YOUR TASK:
Below is a block of records; repeat each one exactly.

RECORDS FOR THE EXERCISE:
******
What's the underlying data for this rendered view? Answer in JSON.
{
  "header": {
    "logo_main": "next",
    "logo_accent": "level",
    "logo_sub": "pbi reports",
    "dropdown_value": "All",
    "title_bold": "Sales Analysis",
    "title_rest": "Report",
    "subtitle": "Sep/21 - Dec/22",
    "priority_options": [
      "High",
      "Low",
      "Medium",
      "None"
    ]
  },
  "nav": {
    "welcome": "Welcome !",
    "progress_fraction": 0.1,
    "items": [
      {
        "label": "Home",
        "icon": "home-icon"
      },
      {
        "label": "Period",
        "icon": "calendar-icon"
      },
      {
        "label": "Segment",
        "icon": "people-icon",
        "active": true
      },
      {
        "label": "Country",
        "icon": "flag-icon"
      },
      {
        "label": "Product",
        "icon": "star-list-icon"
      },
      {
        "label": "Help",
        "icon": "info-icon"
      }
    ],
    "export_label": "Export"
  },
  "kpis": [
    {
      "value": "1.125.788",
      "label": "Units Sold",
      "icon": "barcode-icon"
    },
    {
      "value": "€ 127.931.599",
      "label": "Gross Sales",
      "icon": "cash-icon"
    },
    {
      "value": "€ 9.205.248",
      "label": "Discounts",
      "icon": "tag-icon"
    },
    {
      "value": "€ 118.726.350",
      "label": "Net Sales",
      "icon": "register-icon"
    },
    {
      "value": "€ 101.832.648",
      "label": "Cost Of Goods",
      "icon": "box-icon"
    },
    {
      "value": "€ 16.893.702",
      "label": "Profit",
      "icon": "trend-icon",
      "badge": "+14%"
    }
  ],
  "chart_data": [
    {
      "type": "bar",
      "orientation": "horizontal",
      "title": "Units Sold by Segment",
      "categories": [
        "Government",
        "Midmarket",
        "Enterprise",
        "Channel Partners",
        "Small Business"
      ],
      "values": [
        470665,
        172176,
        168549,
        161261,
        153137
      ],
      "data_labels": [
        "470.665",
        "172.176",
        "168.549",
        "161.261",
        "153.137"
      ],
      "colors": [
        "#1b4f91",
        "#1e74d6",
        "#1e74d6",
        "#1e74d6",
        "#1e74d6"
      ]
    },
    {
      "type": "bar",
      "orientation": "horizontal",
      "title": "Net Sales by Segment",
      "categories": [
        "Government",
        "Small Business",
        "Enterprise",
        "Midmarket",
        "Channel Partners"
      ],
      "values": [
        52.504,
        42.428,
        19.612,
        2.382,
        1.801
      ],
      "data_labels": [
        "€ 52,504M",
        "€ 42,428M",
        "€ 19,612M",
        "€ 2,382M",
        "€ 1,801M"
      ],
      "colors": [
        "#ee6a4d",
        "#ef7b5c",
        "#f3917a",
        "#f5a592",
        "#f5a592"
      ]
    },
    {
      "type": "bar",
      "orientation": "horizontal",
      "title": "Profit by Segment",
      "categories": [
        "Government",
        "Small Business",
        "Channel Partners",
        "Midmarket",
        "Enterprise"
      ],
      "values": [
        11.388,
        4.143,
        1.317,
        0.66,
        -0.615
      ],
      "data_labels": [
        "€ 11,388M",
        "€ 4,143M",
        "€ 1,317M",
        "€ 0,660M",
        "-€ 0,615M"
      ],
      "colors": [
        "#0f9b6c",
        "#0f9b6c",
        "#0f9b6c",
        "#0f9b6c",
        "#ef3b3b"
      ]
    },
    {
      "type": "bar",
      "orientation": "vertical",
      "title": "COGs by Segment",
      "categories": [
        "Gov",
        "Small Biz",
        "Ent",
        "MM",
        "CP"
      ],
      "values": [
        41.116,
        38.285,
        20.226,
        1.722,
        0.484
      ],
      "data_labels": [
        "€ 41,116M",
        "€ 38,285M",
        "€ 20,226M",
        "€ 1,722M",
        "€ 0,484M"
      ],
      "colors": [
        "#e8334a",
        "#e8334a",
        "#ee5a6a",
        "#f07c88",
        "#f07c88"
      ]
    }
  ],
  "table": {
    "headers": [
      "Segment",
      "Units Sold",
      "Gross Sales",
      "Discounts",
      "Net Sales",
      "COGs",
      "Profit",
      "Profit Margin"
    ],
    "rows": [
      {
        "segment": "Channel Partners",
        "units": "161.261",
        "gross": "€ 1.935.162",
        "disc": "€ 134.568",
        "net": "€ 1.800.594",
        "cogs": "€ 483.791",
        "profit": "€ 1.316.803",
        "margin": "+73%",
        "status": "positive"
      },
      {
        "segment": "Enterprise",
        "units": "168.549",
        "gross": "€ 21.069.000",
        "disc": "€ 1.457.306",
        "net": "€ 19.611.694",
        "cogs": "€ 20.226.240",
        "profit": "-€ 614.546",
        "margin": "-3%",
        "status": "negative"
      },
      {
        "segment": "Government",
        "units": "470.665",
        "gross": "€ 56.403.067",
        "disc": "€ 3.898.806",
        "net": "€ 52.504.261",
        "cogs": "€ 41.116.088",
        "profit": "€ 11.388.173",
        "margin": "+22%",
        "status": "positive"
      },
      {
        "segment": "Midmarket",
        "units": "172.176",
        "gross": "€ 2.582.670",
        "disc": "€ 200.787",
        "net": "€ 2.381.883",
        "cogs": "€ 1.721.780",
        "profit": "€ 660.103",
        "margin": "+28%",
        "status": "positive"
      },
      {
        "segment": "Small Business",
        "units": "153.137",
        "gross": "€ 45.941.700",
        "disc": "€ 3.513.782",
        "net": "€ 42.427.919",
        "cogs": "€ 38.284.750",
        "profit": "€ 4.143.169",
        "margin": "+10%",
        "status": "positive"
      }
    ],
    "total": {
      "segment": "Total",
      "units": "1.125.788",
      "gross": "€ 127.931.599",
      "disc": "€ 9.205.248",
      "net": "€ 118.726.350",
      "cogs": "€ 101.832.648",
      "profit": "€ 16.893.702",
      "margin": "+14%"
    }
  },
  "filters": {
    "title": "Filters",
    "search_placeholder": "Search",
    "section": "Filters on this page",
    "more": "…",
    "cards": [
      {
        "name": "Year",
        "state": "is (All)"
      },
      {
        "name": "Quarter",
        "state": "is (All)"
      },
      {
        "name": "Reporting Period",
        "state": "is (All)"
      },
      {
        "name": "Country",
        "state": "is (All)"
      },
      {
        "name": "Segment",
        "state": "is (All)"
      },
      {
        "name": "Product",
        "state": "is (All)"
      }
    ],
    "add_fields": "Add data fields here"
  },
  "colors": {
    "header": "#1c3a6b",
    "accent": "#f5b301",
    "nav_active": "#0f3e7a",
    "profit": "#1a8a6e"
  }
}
******
TASK OUTPUT:
What's the underlying data for this rendered view? Answer in JSON.
{
  "header": {
    "logo_main": "next",
    "logo_accent": "level",
    "logo_sub": "pbi reports",
    "dropdown_value": "All",
    "title_bold": "Sales Analysis",
    "title_rest": "Report",
    "subtitle": "Sep/21 - Dec/22",
    "priority_options": [
      "High",
      "Low",
      "Medium",
      "None"
    ]
  },
  "nav": {
    "welcome": "Welcome !",
    "progress_fraction": 0.1,
    "items": [
      {
        "label": "Home",
        "icon": "home-icon"
      },
      {
        "label": "Period",
        "icon": "calendar-icon"
      },
      {
        "label": "Segment",
        "icon": "people-icon",
        "active": true
      },
      {
        "label": "Country",
        "icon": "flag-icon"
      },
      {
        "label": "Product",
        "icon": "star-list-icon"
      },
      {
        "label": "Help",
        "icon": "info-icon"
      }
    ],
    "export_label": "Export"
  },
  "kpis": [
    {
      "value": "1.125.788",
      "label": "Units Sold",
      "icon": "barcode-icon"
    },
    {
      "value": "€ 127.931.599",
      "label": "Gross Sales",
      "icon": "cash-icon"
    },
    {
      "value": "€ 9.205.248",
      "label": "Discounts",
      "icon": "tag-icon"
    },
    {
      "value": "€ 118.726.350",
      "label": "Net Sales",
      "icon": "register-icon"
    },
    {
      "value": "€ 101.832.648",
      "label": "Cost Of Goods",
      "icon": "box-icon"
    },
    {
      "value": "€ 16.893.702",
      "label": "Profit",
      "icon": "trend-icon",
      "badge": "+14%"
    }
  ],
  "chart_data": [
    {
      "type": "bar",
      "orientation": "horizontal",
      "title": "Units Sold by Segment",
      "categories": [
        "Government",
        "Midmarket",
        "Enterprise",
        "Channel Partners",
        "Small Business"
      ],
      "values": [
        470665,
        172176,
        168549,
        161261,
        153137
      ],
      "data_labels": [
        "470.665",
        "172.176",
        "168.549",
        "161.261",
        "153.137"
      ],
      "colors": [
        "#1b4f91",
        "#1e74d6",
        "#1e74d6",
        "#1e74d6",
        "#1e74d6"
      ]
    },
    {
      "type": "bar",
      "orientation": "horizontal",
      "title": "Net Sales by Segment",
      "categories": [
        "Government",
        "Small Business",
        "Enterprise",
        "Midmarket",
        "Channel Partners"
      ],
      "values": [
        52.504,
        42.428,
        19.612,
        2.382,
        1.801
      ],
      "data_labels": [
        "€ 52,504M",
        "€ 42,428M",
        "€ 19,612M",
        "€ 2,382M",
        "€ 1,801M"
      ],
      "colors": [
        "#ee6a4d",
        "#ef7b5c",
        "#f3917a",
        "#f5a592",
        "#f5a592"
      ]
    },
    {
      "type": "bar",
      "orientation": "horizontal",
      "title": "Profit by Segment",
      "categories": [
        "Government",
        "Small Business",
        "Channel Partners",
        "Midmarket",
        "Enterprise"
      ],
      "values": [
        11.388,
        4.143,
        1.317,
        0.66,
        -0.615
      ],
      "data_labels": [
        "€ 11,388M",
        "€ 4,143M",
        "€ 1,317M",
        "€ 0,660M",
        "-€ 0,615M"
      ],
      "colors": [
        "#0f9b6c",
        "#0f9b6c",
        "#0f9b6c",
        "#0f9b6c",
        "#ef3b3b"
      ]
    },
    {
      "type": "bar",
      "orientation": "vertical",
      "title": "COGs by Segment",
      "categories": [
        "Gov",
        "Small Biz",
        "Ent",
        "MM",
        "CP"
      ],
      "values": [
        41.116,
        38.285,
        20.226,
        1.722,
        0.484
      ],
      "data_labels": [
        "€ 41,116M",
        "€ 38,285M",
        "€ 20,226M",
        "€ 1,722M",
        "€ 0,484M"
      ],
      "colors": [
        "#e8334a",
        "#e8334a",
        "#ee5a6a",
        "#f07c88",
        "#f07c88"
      ]
    }
  ],
  "table": {
    "headers": [
      "Segment",
      "Units Sold",
      "Gross Sales",
      "Discounts",
      "Net Sales",
      "COGs",
      "Profit",
      "Profit Margin"
    ],
    "rows": [
      {
        "segment": "Channel Partners",
        "units": "161.261",
        "gross": "€ 1.935.162",
        "disc": "€ 134.568",
        "net": "€ 1.800.594",
        "cogs": "€ 483.791",
        "profit": "€ 1.316.803",
        "margin": "+73%",
        "status": "positive"
      },
      {
        "segment": "Enterprise",
        "units": "168.549",
        "gross": "€ 21.069.000",
        "disc": "€ 1.457.306",
        "net": "€ 19.611.694",
        "cogs": "€ 20.226.240",
        "profit": "-€ 614.546",
        "margin": "-3%",
        "status": "negative"
      },
      {
        "segment": "Government",
        "units": "470.665",
        "gross": "€ 56.403.067",
        "disc": "€ 3.898.806",
        "net": "€ 52.504.261",
        "cogs": "€ 41.116.088",
        "profit": "€ 11.388.173",
        "margin": "+22%",
        "status": "positive"
      },
      {
        "segment": "Midmarket",
        "units": "172.176",
        "gross": "€ 2.582.670",
        "disc": "€ 200.787",
        "net": "€ 2.381.883",
        "cogs": "€ 1.721.780",
        "profit": "€ 660.103",
        "margin": "+28%",
        "status": "positive"
      },
      {
        "segment": "Small Business",
        "units": "153.137",
        "gross": "€ 45.941.700",
        "disc": "€ 3.513.782",
        "net": "€ 42.427.919",
        "cogs": "€ 38.284.750",
        "profit": "€ 4.143.169",
        "margin": "+10%",
        "status": "positive"
      }
    ],
    "total": {
      "segment": "Total",
      "units": "1.125.788",
      "gross": "€ 127.931.599",
      "disc": "€ 9.205.248",
      "net": "€ 118.726.350",
      "cogs": "€ 101.832.648",
      "profit": "€ 16.893.702",
      "margin": "+14%"
    }
  },
  "filters": {
    "title": "Filters",
    "search_placeholder": "Search",
    "section": "Filters on this page",
    "more": "…",
    "cards": [
      {
        "name": "Year",
        "state": "is (All)"
      },
      {
        "name": "Quarter",
        "state": "is (All)"
      },
      {
        "name": "Reporting Period",
        "state": "is (All)"
      },
      {
        "name": "Country",
        "state": "is (All)"
      },
      {
        "name": "Segment",
        "state": "is (All)"
      },
      {
        "name": "Product",
        "state": "is (All)"
      }
    ],
    "add_fields": "Add data fields here"
  },
  "colors": {
    "header": "#1c3a6b",
    "accent": "#f5b301",
    "nav_active": "#0f3e7a",
    "profit": "#1a8a6e"
  }
}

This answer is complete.